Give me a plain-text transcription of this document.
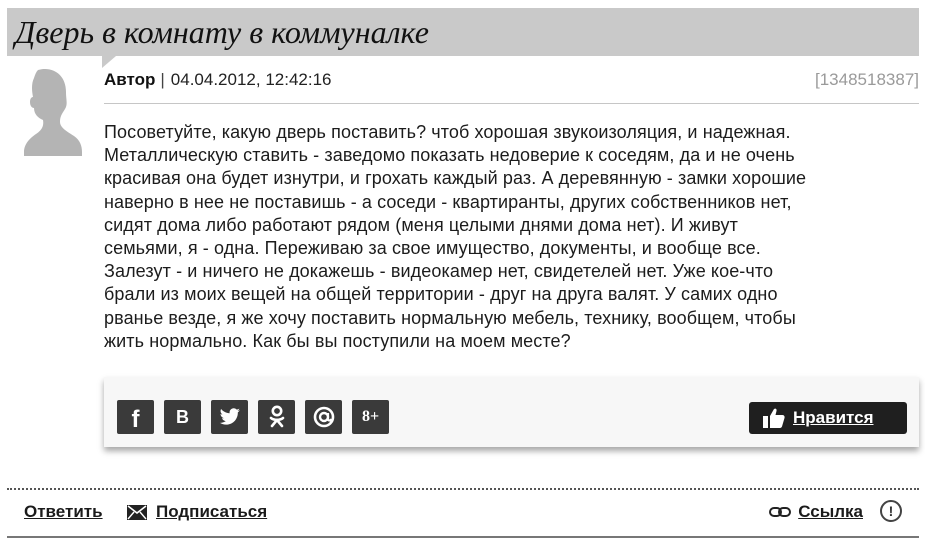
Дверь в комнату в коммуналке
Автор | 04.04.2012, 12:42:16	[1348518387]
Посоветуйте, какую дверь поставить? чтоб хорошая звукоизоляция, и надежная.
Металлическую ставить - заведомо показать недоверие к соседям, да и не очень
красивая она будет изнутри, и грохать каждый раз. А деревянную - замки хорошие
наверно в нее не поставишь - а соседи - квартиранты, других собственников нет,
сидят дома либо работают рядом (меня целыми днями дома нет). И живут
семьями, я - одна. Переживаю за свое имущество, документы, и вообще все.
Залезут - и ничего не докажешь - видеокамер нет, свидетелей нет. Уже кое-что
брали из моих вещей на общей территории - друг на друга валят. У самих одно
рванье везде, я же хочу поставить нормальную мебель, технику, вообщем, чтобы
жить нормально. Как бы вы поступили на моем месте?
f B	8+	Нравится
Ответить	Подписаться	Ссылка	!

———

In the listing, find every line containing the word "поставить" and list it.

CORRECT OUTPUT:
Посоветуйте, какую дверь поставить? чтоб хорошая звукоизоляция, и надежная.
рванье везде, я же хочу поставить нормальную мебель, технику, вообщем, чтобы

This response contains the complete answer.